> [Set exercise]
What follows is a set of records; restate each one word for word and drop the pictures.

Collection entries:
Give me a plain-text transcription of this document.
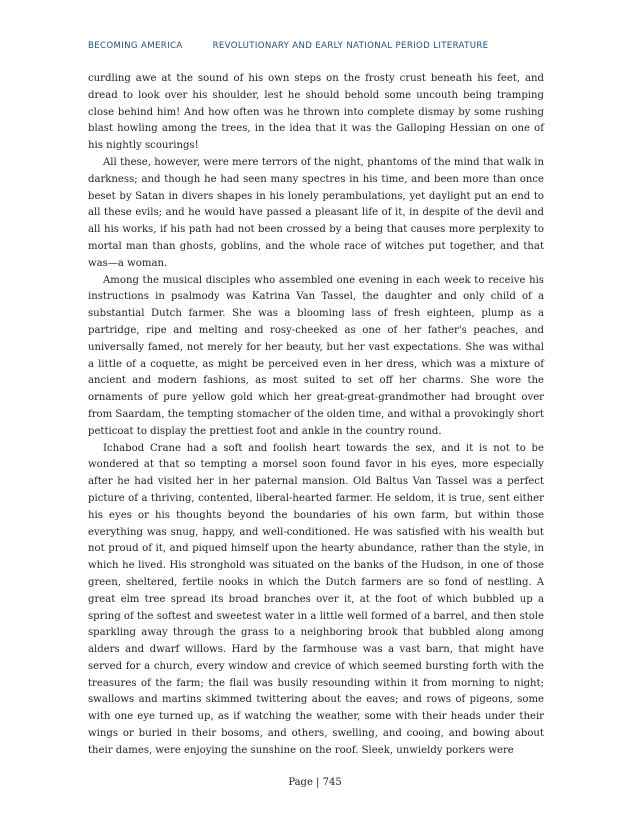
BECOMING AMERICA	REVOLUTIONARY AND EARLY NATIONAL PERIOD LITERATURE

curdling awe at the sound of his own steps on the frosty crust beneath his feet, and dread to look over his shoulder, lest he should behold some uncouth being tramping close behind him! And how often was he thrown into complete dismay by some rushing blast howling among the trees, in the idea that it was the Galloping Hessian on one of his nightly scourings!

All these, however, were mere terrors of the night, phantoms of the mind that walk in darkness; and though he had seen many spectres in his time, and been more than once beset by Satan in divers shapes in his lonely perambulations, yet daylight put an end to all these evils; and he would have passed a pleasant life of it, in despite of the devil and all his works, if his path had not been crossed by a being that causes more perplexity to mortal man than ghosts, goblins, and the whole race of witches put together, and that was—a woman.

Among the musical disciples who assembled one evening in each week to receive his instructions in psalmody was Katrina Van Tassel, the daughter and only child of a substantial Dutch farmer. She was a blooming lass of fresh eighteen, plump as a partridge, ripe and melting and rosy-cheeked as one of her father's peaches, and universally famed, not merely for her beauty, but her vast expectations. She was withal a little of a coquette, as might be perceived even in her dress, which was a mixture of ancient and modern fashions, as most suited to set off her charms. She wore the ornaments of pure yellow gold which her great-great-grandmother had brought over from Saardam, the tempting stomacher of the olden time, and withal a provokingly short petticoat to display the prettiest foot and ankle in the country round.

Ichabod Crane had a soft and foolish heart towards the sex, and it is not to be wondered at that so tempting a morsel soon found favor in his eyes, more especially after he had visited her in her paternal mansion. Old Baltus Van Tassel was a perfect picture of a thriving, contented, liberal-hearted farmer. He seldom, it is true, sent either his eyes or his thoughts beyond the boundaries of his own farm, but within those everything was snug, happy, and well-conditioned. He was satisfied with his wealth but not proud of it, and piqued himself upon the hearty abundance, rather than the style, in which he lived. His stronghold was situated on the banks of the Hudson, in one of those green, sheltered, fertile nooks in which the Dutch farmers are so fond of nestling. A great elm tree spread its broad branches over it, at the foot of which bubbled up a spring of the softest and sweetest water in a little well formed of a barrel, and then stole sparkling away through the grass to a neighboring brook that bubbled along among alders and dwarf willows. Hard by the farmhouse was a vast barn, that might have served for a church, every window and crevice of which seemed bursting forth with the treasures of the farm; the flail was busily resounding within it from morning to night; swallows and martins skimmed twittering about the eaves; and rows of pigeons, some with one eye turned up, as if watching the weather, some with their heads under their wings or buried in their bosoms, and others, swelling, and cooing, and bowing about their dames, were enjoying the sunshine on the roof. Sleek, unwieldy porkers were

Page | 745
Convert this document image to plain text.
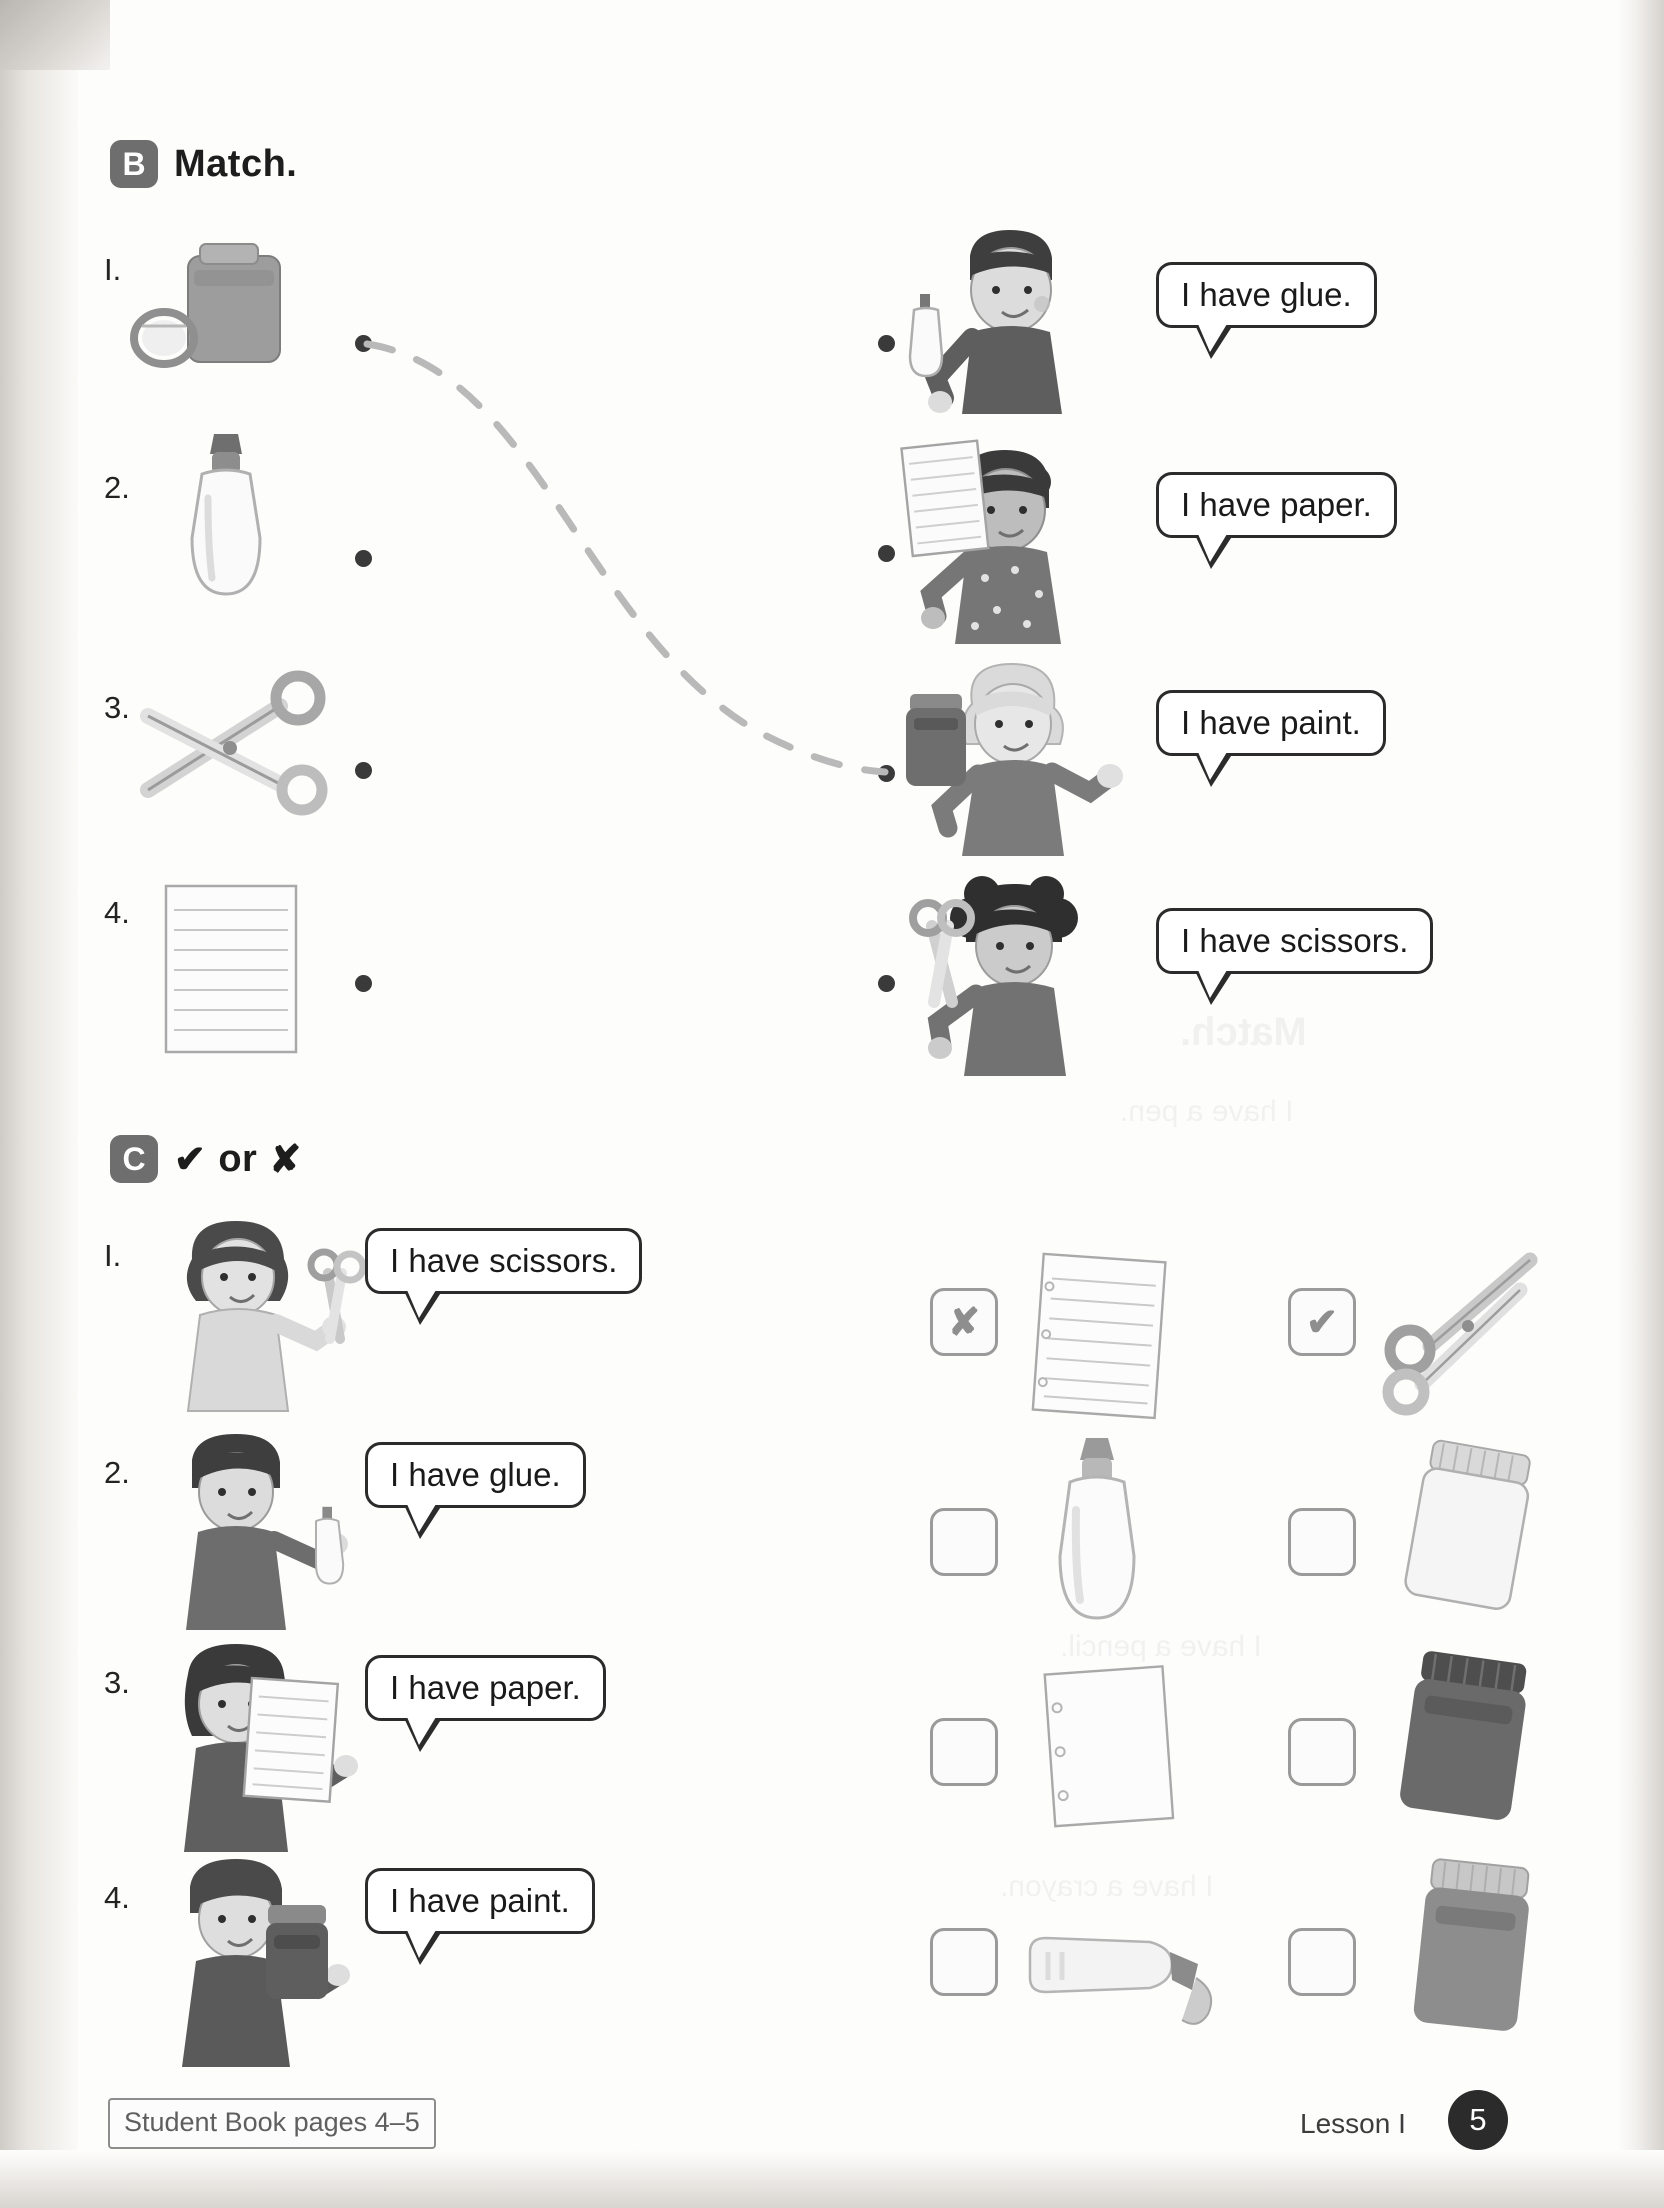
Match.
I have a pen.
I have a pencil.
I have a crayon.
B Match.
I.
2.
3.
4.
I have glue.
I have paper.
I have paint.
I have scissors.
C ✔ or ✘
I.
2.
3.
4.
I have scissors.
✘	✔
I have glue.
I have paper.
I have paint.
Student Book pages 4–5	Lesson I	5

> [Response]
Give me a plain-text transcription of this document.
BECOMING AMERICA	REVOLUTIONARY AND EARLY NATIONAL PERIOD LITERATURE

curdling awe at the sound of his own steps on the frosty crust beneath his feet, and dread to look over his shoulder, lest he should behold some uncouth being tramping close behind him! And how often was he thrown into complete dismay by some rushing blast howling among the trees, in the idea that it was the Galloping Hessian on one of his nightly scourings!

All these, however, were mere terrors of the night, phantoms of the mind that walk in darkness; and though he had seen many spectres in his time, and been more than once beset by Satan in divers shapes in his lonely perambulations, yet daylight put an end to all these evils; and he would have passed a pleasant life of it, in despite of the devil and all his works, if his path had not been crossed by a being that causes more perplexity to mortal man than ghosts, goblins, and the whole race of witches put together, and that was—a woman.

Among the musical disciples who assembled one evening in each week to receive his instructions in psalmody was Katrina Van Tassel, the daughter and only child of a substantial Dutch farmer. She was a blooming lass of fresh eighteen, plump as a partridge, ripe and melting and rosy-cheeked as one of her father's peaches, and universally famed, not merely for her beauty, but her vast expectations. She was withal a little of a coquette, as might be perceived even in her dress, which was a mixture of ancient and modern fashions, as most suited to set off her charms. She wore the ornaments of pure yellow gold which her great-great-grandmother had brought over from Saardam, the tempting stomacher of the olden time, and withal a provokingly short petticoat to display the prettiest foot and ankle in the country round.

Ichabod Crane had a soft and foolish heart towards the sex, and it is not to be wondered at that so tempting a morsel soon found favor in his eyes, more especially after he had visited her in her paternal mansion. Old Baltus Van Tassel was a perfect picture of a thriving, contented, liberal-hearted farmer. He seldom, it is true, sent either his eyes or his thoughts beyond the boundaries of his own farm, but within those everything was snug, happy, and well-conditioned. He was satisfied with his wealth but not proud of it, and piqued himself upon the hearty abundance, rather than the style, in which he lived. His stronghold was situated on the banks of the Hudson, in one of those green, sheltered, fertile nooks in which the Dutch farmers are so fond of nestling. A great elm tree spread its broad branches over it, at the foot of which bubbled up a spring of the softest and sweetest water in a little well formed of a barrel, and then stole sparkling away through the grass to a neighboring brook that bubbled along among alders and dwarf willows. Hard by the farmhouse was a vast barn, that might have served for a church, every window and crevice of which seemed bursting forth with the treasures of the farm; the flail was busily resounding within it from morning to night; swallows and martins skimmed twittering about the eaves; and rows of pigeons, some with one eye turned up, as if watching the weather, some with their heads under their wings or buried in their bosoms, and others, swelling, and cooing, and bowing about their dames, were enjoying the sunshine on the roof. Sleek, unwieldy porkers were

Page | 745
Convert this document image to plain text.
Match.
I have a pen.
I have a pencil.
I have a crayon.
B Match.
I.
2.
3.
4.
I have glue.
I have paper.
I have paint.
I have scissors.
C ✔ or ✘
I.
2.
3.
4.
I have scissors.
✘	✔
I have glue.
I have paper.
I have paint.
Student Book pages 4–5	Lesson I	5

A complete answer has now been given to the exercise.